TASK REQUIREMENTS
Looking at each line of the data below, tally those that contain the word "enhancv" and give only the total.

Document page transcript entries
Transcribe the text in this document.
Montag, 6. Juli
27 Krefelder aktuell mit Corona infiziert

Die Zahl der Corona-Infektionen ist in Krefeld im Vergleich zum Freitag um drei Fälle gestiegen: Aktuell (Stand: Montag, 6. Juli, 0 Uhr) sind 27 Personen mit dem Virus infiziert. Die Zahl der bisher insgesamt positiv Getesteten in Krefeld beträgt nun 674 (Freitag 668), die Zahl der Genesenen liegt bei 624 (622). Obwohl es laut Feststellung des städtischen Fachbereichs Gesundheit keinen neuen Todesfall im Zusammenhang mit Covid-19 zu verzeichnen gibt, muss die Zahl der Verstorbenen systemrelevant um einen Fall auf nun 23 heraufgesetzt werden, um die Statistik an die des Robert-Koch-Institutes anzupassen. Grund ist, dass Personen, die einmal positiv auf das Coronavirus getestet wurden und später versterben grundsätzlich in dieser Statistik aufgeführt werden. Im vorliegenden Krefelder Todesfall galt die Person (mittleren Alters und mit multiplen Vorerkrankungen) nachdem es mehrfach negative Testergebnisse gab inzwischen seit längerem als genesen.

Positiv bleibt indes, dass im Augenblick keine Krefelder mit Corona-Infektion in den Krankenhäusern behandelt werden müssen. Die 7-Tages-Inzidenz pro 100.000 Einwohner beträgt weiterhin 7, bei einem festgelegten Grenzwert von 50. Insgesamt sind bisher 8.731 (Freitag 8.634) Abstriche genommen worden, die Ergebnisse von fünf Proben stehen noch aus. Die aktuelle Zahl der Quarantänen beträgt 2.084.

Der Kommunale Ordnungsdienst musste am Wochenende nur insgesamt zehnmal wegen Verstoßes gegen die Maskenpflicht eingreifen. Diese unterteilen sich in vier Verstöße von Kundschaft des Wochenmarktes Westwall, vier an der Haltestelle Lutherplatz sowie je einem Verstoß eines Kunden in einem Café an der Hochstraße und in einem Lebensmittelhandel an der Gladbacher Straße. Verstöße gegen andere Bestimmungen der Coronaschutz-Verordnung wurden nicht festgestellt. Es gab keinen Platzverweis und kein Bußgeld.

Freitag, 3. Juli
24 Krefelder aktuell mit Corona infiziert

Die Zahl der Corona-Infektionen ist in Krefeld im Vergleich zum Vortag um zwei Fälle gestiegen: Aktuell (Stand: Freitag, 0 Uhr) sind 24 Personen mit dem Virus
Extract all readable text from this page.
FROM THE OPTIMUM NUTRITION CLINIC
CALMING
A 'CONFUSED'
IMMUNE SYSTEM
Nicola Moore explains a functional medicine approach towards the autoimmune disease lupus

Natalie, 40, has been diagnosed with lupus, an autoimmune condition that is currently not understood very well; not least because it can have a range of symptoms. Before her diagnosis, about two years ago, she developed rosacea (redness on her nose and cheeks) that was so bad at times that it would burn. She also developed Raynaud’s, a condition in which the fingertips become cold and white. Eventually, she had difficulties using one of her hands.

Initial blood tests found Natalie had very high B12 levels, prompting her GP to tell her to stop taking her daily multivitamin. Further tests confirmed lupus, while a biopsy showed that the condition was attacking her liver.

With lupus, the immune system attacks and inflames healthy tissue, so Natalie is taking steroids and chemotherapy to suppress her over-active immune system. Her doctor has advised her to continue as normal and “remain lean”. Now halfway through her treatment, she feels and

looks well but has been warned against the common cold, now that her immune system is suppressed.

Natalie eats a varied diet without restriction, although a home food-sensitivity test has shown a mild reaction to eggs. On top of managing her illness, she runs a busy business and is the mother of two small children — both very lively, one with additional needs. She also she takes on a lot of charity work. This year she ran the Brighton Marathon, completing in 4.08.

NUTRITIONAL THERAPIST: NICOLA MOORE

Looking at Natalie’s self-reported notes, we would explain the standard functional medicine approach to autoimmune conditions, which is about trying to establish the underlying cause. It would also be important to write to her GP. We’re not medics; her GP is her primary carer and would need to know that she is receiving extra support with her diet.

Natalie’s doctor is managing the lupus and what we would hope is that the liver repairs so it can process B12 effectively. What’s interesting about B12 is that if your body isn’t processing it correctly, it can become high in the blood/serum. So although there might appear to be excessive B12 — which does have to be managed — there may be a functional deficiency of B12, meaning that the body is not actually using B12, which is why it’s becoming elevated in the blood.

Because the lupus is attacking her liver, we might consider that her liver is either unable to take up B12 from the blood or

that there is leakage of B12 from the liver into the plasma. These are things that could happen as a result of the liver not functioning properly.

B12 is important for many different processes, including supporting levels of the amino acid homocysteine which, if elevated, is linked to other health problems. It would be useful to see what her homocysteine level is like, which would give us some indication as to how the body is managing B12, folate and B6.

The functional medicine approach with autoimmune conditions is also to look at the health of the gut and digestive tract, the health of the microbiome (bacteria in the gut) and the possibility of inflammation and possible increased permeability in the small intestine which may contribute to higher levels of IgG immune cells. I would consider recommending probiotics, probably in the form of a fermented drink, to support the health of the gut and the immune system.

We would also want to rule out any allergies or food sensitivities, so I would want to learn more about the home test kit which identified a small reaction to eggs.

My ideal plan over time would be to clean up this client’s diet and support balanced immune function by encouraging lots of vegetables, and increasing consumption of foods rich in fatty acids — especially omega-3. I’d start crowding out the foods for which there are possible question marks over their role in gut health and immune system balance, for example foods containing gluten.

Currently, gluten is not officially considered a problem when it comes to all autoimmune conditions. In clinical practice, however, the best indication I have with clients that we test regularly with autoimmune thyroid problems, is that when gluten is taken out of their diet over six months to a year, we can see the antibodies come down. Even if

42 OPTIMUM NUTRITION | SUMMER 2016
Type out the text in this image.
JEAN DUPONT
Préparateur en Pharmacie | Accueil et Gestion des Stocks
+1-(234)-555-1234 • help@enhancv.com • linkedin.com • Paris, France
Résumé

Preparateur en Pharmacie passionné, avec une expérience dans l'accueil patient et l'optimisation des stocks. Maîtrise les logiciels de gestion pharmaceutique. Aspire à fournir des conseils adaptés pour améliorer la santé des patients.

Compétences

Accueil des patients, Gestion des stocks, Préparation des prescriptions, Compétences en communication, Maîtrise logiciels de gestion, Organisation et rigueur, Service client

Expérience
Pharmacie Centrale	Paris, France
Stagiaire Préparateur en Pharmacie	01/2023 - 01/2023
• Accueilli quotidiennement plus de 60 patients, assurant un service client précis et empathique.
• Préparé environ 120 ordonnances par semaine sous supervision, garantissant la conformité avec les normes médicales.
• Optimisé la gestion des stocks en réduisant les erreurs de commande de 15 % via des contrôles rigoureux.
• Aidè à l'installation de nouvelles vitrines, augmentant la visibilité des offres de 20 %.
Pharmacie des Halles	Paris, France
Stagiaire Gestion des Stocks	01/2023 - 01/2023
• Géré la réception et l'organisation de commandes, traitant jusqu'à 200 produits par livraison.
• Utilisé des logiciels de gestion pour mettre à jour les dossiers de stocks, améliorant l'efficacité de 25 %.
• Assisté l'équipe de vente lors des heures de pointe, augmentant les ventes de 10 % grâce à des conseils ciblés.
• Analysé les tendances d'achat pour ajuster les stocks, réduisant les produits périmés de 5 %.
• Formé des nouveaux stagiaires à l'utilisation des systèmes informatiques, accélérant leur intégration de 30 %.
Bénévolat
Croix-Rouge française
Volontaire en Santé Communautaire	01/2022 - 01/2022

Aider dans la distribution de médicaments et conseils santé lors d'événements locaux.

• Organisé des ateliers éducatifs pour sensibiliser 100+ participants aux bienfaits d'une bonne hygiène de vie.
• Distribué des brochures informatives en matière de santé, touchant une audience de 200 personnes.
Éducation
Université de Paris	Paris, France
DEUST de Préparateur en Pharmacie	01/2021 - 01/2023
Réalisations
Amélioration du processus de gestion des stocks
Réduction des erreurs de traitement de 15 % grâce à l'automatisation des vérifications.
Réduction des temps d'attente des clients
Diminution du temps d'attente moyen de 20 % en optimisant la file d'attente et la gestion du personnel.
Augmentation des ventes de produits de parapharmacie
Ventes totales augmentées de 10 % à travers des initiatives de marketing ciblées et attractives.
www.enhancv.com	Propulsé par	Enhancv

RESPONSE BOX
2